**Source document**:
Vote proposal: Private keys can exist independently of public keys

Matt Caswell matt at openssl.org
Wed Oct 7 16:15:36 UTC 2020


I would also be ok with this vote text formulation. Lets see what others
say.

Matt


On 07/10/2020 16:34, Nicola Tuveri wrote:
> I believe the current formulation is slightly concealing part of the problem.
> 
> The way I see it, the intention if the vote passes is to do more than stated:
> 1. change the long-documented assumption
> 2. fix "regressions" in 3.0 limited to things that worked in a certain
> way in 1.1.1 (and maybe before), _despite_ the documented assumption
> 3. test all existing functions that access the public key component of
> `EVP_PKEY` (or lower level) objects to ensure they don't rely on the
> long-documented assumption
> 4. fix all the places that intentionally relied on the long-documented
> assumption and that were required to avoid "useless NULL checks"
> 
> I believe that to change a widely and longed-enforced assumption like
> this, we can't rely on a single case or a list of single cases that
> worked _despite_ the documented assumption as proof that things can
> (and should) work a certain way or another, and that before taking the
> decision this late in the development process the results of thorough
> testing are a prerequisite to assess the extent of code changes
> required by changing the assumption and the potential for instability
> and disruption that this can cause for our direct and indirect users
> if segfaults slip through our currently limited coverage as a
> consequence of this change.
> 
> I feel that we are currently underestimating the potential impact of
> this change, and currently motivated by a handful of isolated cases in
> which under a very specific set of conditions things aligned in a way
> that allowed certain usage patterns to succeed despite the documented
> assumption.
> I also feel that the "burden of the proof" of improving the test
> coverage to exhaustively cover all kinds of keys (both in their legacy
> form and in provider-native form), under all possible operations at
> different abstraction levels (e.g. limiting this example to
> sign/verify as the operation, testing should not be limited to
> `EVP_DigestSign/Verify()`, but also through
> `EVP_DigestSign/Verify{Init,Update,Final}()`,
> `EVP_PKEY_sign/verify*()`, `(EC)DSA_(do_)sign/verify()`, etc.,
> external testing with ENGINEs that might rely on the long-documented
> assumption), should fall on who is proposing this change, rather than
> committing that we will be able to increase our coverage to prevent
> unforeseen consequences of changing the assumption, before we can
> decide to commit to alter the assumption.

**Recorded data**:
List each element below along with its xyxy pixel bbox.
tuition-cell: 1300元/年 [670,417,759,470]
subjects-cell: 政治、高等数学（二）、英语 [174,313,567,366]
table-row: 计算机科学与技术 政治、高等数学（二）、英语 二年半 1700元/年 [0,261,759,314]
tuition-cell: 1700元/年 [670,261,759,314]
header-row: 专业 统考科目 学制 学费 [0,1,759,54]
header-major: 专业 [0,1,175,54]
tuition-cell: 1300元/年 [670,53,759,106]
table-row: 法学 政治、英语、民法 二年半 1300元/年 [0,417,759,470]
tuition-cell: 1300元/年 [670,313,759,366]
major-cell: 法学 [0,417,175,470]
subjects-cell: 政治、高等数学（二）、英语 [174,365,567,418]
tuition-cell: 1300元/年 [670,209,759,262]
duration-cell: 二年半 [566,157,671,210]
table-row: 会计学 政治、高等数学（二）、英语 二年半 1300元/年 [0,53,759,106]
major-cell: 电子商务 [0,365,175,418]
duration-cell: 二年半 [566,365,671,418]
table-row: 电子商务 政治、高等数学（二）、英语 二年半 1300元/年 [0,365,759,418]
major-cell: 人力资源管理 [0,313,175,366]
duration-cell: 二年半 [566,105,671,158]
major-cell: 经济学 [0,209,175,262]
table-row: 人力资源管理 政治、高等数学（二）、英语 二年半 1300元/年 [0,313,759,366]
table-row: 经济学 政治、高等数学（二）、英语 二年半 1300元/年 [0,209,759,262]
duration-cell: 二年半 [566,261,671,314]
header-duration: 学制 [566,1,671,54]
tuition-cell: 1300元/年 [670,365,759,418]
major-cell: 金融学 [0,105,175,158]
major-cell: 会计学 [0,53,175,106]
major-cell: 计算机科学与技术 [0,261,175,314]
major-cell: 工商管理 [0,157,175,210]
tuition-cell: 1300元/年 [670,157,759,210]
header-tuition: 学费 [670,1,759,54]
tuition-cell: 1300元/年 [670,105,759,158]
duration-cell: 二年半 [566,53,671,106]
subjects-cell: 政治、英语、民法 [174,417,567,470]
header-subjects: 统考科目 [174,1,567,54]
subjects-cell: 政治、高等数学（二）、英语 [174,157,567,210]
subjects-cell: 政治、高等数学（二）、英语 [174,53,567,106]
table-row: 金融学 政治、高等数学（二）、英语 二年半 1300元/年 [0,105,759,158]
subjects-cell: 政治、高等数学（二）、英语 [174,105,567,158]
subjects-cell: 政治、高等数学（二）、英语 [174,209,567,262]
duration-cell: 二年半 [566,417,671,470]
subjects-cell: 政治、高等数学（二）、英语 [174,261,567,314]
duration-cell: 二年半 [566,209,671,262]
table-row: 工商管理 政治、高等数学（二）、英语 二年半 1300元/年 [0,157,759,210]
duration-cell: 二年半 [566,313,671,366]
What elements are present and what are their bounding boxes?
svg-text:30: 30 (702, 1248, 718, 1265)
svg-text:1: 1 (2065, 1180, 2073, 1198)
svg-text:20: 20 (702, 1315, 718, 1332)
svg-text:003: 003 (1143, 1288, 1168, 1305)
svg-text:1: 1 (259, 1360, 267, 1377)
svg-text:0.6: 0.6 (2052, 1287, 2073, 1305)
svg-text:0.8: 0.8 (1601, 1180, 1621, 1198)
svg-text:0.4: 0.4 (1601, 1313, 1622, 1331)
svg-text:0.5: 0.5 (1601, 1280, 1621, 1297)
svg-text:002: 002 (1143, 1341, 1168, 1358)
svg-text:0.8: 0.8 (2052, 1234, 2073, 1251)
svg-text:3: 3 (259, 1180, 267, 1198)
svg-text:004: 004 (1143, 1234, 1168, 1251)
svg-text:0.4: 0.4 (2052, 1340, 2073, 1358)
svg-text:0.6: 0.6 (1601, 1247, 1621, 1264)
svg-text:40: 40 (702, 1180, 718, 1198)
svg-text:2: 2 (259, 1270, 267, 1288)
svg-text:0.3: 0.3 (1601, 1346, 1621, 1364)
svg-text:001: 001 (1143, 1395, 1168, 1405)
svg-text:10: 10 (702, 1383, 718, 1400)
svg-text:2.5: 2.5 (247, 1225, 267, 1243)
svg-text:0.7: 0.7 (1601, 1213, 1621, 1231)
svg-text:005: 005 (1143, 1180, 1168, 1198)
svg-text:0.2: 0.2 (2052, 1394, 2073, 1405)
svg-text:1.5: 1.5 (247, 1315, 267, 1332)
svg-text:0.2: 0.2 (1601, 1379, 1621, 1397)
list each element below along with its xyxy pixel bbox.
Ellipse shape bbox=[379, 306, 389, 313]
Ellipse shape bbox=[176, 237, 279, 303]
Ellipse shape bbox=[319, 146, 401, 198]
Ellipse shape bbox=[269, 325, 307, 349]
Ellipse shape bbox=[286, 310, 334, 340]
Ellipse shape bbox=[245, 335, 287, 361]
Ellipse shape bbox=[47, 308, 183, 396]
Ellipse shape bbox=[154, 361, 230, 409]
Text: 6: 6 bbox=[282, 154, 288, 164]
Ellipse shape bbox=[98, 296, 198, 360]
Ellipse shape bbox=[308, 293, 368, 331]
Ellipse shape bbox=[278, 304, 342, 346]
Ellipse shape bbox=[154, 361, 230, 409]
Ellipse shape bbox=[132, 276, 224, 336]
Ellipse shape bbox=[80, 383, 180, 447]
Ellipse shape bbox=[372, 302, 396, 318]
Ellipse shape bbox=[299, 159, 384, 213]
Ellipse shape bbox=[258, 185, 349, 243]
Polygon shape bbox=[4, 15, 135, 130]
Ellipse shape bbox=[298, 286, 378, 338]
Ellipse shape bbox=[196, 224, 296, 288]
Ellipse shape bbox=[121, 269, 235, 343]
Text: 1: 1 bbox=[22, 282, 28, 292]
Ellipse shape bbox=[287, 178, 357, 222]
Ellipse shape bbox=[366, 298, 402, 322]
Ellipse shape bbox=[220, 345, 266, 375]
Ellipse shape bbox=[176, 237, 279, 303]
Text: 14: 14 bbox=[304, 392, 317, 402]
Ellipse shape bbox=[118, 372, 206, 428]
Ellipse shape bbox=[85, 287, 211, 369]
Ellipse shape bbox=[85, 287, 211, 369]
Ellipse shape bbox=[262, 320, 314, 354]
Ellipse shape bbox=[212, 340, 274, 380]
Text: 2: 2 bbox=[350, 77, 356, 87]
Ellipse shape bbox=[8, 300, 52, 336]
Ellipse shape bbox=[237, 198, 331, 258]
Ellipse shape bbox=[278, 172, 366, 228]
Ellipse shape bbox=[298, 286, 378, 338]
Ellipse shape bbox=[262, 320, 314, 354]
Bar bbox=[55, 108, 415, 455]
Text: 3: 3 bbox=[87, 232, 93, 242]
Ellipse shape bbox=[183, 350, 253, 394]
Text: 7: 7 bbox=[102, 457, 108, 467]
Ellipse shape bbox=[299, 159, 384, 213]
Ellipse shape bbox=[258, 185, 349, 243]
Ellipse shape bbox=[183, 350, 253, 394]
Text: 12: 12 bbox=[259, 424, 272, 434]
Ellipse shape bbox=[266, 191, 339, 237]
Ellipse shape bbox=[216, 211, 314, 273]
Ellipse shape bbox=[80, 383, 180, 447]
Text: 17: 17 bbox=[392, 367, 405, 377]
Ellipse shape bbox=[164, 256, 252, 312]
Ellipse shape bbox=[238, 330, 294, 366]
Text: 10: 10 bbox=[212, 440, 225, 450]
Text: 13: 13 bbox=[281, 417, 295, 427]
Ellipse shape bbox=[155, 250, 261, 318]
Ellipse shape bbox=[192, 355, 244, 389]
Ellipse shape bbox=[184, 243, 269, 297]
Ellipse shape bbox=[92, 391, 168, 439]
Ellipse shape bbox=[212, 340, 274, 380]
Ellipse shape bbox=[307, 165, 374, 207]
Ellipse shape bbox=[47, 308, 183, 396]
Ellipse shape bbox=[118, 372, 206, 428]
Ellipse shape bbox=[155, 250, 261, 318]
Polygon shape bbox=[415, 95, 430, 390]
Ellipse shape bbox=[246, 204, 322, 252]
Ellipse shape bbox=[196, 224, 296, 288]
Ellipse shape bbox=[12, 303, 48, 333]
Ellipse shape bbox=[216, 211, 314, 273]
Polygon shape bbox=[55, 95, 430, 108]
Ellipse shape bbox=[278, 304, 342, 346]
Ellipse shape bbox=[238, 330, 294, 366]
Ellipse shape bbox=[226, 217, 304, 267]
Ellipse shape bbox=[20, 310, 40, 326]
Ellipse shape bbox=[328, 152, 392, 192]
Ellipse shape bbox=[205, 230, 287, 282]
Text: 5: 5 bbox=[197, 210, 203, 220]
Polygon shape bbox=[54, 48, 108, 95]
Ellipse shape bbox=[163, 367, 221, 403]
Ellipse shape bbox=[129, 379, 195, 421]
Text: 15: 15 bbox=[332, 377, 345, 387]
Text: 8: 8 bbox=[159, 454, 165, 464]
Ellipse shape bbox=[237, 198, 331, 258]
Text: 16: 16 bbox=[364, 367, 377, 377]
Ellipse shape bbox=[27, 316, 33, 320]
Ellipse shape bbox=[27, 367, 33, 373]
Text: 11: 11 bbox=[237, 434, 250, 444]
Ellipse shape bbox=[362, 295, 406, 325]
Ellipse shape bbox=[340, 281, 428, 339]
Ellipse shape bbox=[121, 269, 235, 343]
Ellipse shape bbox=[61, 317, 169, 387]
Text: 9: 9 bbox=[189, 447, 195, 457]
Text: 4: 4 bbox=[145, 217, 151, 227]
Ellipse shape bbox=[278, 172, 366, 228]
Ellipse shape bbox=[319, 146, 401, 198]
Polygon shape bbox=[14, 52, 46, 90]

**Required action**: According to the email, who should bear the burden of improving test coverage before the assumption is changed? The items are separate material, not part of the email.

**Solved exercise**: Whoever is proposing the change.